Below are some records. Copy every line in them that holds "卷石底以出".

──────────

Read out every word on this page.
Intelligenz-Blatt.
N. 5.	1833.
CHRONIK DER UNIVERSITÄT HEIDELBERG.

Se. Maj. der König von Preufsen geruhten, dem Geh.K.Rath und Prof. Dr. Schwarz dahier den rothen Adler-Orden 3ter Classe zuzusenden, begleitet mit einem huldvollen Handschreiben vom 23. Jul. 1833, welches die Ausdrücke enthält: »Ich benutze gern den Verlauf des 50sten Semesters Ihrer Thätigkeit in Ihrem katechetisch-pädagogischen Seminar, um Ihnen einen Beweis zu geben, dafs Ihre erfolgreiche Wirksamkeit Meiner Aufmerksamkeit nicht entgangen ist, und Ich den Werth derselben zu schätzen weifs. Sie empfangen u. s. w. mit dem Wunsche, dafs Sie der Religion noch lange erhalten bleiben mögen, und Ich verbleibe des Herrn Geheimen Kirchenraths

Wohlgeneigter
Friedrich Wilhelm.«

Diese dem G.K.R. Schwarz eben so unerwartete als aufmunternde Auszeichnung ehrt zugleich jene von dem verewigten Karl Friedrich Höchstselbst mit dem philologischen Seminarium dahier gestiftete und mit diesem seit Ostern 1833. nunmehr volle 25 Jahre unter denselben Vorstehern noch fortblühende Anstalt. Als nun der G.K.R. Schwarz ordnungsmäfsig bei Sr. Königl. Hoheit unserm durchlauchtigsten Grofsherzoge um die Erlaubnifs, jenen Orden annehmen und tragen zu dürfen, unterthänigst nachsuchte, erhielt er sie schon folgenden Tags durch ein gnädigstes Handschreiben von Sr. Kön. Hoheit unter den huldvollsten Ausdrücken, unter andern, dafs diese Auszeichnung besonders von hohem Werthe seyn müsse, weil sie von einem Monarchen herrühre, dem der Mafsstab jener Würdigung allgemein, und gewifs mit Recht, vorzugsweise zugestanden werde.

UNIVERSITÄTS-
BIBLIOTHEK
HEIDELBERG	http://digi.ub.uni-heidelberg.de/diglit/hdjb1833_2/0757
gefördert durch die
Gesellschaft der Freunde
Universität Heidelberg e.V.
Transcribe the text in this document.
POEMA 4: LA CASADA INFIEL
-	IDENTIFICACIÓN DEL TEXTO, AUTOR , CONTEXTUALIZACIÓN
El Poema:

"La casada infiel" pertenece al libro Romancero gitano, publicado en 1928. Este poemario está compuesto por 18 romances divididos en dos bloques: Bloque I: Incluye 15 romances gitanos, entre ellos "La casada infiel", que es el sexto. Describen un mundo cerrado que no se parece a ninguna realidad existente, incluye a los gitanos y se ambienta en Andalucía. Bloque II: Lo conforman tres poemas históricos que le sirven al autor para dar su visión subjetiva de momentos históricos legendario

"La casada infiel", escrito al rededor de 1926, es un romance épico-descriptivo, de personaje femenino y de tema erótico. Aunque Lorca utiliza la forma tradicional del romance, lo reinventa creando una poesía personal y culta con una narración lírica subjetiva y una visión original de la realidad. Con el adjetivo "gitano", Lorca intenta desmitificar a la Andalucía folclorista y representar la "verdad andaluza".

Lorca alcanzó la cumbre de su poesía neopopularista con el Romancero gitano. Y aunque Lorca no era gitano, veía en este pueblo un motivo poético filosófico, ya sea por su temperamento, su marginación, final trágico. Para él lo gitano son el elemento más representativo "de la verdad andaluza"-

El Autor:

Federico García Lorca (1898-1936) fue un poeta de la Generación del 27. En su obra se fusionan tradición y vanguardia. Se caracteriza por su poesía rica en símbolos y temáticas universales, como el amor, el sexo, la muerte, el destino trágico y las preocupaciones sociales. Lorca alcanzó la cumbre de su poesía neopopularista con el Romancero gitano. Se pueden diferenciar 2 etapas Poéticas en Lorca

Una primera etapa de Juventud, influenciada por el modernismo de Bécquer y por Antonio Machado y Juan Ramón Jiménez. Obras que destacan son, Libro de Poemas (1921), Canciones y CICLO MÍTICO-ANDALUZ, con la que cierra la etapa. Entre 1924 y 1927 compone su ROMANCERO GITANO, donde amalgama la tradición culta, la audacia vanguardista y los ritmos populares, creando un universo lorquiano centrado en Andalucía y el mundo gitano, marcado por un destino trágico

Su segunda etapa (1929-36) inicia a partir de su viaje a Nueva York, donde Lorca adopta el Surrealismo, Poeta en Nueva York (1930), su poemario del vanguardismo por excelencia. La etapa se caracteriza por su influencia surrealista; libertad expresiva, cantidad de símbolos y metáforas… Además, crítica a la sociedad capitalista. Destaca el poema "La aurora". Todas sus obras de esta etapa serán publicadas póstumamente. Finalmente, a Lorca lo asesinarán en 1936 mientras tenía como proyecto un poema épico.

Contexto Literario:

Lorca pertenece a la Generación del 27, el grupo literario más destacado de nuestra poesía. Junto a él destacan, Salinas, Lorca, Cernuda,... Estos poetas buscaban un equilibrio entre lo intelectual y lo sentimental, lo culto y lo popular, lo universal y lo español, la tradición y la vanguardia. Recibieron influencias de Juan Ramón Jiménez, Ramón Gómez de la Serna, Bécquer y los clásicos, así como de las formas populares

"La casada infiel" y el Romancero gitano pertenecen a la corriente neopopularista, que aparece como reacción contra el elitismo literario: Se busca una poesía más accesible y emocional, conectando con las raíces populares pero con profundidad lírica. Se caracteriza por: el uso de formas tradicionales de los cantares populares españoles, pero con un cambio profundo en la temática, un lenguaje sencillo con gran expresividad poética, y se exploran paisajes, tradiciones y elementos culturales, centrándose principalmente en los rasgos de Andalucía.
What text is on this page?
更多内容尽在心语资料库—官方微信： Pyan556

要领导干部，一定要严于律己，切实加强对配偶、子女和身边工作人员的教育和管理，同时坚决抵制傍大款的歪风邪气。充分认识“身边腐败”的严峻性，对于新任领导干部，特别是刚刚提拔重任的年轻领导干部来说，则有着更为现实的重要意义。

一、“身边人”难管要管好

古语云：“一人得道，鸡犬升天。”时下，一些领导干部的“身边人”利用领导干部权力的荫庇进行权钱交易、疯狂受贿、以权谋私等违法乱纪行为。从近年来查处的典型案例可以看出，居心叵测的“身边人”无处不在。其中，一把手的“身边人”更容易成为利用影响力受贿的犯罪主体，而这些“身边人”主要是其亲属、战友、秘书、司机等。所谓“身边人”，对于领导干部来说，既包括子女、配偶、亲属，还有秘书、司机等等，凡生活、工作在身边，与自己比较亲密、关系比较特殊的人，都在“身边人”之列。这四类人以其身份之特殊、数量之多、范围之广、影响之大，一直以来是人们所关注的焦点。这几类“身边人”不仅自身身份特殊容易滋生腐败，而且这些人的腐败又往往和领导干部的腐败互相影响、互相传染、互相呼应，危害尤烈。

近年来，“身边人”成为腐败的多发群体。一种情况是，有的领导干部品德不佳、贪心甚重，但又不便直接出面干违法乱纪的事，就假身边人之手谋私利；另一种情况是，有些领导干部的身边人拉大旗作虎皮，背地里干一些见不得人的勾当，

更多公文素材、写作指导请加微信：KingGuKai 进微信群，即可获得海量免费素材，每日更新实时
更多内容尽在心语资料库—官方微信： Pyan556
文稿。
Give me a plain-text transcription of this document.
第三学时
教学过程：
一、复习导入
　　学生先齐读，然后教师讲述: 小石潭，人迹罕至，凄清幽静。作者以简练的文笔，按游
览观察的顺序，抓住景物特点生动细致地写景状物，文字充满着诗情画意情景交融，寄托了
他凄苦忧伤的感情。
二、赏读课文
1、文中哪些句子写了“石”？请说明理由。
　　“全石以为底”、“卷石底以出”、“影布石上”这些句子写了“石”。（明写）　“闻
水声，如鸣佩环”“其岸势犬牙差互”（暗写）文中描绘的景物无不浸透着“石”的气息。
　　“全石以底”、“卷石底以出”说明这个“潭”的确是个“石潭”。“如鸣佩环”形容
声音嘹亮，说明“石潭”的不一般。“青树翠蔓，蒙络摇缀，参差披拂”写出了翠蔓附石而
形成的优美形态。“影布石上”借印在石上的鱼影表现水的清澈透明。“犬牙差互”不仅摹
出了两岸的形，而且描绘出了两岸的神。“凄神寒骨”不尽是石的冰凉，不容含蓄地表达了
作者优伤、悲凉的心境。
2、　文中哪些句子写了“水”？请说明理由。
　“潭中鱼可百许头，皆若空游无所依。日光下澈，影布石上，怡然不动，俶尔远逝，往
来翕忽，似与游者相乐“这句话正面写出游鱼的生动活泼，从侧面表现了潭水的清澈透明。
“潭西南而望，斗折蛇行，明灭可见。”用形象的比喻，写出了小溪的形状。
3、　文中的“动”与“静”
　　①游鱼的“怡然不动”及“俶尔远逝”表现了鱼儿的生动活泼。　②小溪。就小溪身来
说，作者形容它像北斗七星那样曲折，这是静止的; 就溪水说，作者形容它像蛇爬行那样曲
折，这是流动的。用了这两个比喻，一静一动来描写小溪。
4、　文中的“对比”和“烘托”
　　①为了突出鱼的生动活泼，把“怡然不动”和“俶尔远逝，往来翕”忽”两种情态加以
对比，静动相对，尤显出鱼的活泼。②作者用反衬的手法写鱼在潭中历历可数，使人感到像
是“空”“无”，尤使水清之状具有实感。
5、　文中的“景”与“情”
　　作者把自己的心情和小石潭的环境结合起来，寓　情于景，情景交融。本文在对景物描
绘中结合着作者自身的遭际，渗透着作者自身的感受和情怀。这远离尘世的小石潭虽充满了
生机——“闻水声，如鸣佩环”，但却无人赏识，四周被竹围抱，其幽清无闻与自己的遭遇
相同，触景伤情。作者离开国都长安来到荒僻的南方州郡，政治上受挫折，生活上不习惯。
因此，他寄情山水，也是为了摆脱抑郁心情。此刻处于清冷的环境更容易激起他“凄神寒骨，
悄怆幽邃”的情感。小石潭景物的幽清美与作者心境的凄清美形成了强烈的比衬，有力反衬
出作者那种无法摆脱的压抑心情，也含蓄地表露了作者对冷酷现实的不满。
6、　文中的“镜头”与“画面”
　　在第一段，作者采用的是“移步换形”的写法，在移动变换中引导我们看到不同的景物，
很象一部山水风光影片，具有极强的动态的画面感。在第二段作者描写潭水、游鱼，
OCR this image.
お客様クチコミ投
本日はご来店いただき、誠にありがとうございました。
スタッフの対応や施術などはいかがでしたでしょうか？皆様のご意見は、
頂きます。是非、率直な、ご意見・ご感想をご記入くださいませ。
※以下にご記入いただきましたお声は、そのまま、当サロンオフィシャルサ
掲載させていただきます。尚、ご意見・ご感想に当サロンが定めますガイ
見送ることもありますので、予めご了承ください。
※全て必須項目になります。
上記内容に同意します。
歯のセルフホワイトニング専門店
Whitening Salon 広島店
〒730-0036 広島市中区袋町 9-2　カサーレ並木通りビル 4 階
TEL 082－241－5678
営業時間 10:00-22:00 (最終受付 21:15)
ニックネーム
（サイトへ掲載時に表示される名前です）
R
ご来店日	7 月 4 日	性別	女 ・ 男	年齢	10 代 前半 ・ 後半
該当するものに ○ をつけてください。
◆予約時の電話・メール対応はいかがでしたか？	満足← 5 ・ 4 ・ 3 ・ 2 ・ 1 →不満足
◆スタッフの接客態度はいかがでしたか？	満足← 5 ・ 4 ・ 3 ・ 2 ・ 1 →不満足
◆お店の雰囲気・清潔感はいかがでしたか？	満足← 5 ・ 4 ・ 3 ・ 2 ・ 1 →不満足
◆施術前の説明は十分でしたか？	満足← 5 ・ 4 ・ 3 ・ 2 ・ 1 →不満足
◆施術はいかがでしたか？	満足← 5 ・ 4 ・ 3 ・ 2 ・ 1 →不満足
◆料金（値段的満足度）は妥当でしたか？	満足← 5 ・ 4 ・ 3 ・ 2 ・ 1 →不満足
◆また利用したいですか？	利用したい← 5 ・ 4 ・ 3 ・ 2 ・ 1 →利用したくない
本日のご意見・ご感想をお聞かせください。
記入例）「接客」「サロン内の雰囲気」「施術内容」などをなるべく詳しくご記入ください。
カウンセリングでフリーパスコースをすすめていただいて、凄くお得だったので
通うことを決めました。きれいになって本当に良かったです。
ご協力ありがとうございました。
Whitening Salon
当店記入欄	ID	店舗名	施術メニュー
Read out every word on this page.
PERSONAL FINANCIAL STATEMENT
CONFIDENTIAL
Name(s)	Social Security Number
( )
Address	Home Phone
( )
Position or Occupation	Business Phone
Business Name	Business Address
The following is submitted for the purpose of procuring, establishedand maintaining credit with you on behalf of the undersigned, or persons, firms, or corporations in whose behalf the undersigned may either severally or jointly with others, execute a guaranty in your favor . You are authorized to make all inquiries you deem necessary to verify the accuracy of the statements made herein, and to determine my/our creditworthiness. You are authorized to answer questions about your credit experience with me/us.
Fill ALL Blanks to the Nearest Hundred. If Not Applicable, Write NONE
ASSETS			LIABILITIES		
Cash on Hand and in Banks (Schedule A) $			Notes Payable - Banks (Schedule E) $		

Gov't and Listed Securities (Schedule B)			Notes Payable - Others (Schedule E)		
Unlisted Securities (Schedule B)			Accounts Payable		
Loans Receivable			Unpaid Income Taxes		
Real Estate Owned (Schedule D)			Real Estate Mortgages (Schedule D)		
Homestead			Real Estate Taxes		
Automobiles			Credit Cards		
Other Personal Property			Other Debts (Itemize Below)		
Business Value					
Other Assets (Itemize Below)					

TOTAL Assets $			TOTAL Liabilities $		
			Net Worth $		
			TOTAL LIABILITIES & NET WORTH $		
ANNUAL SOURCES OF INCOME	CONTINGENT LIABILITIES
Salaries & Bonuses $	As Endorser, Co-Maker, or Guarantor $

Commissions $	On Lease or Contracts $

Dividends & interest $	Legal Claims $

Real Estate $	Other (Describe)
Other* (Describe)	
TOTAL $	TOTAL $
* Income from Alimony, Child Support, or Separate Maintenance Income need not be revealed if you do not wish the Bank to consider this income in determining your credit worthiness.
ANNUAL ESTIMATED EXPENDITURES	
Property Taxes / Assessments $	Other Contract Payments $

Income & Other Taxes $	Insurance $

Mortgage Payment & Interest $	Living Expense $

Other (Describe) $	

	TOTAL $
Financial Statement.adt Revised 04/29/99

──────────

§ Correct answer:
　　“全石以为底”、“卷石底以出”、“影布石上”这些句子写了“石”。（明写）　“闻
　　“全石以底”、“卷石底以出”说明这个“潭”的确是个“石潭”。“如鸣佩环”形容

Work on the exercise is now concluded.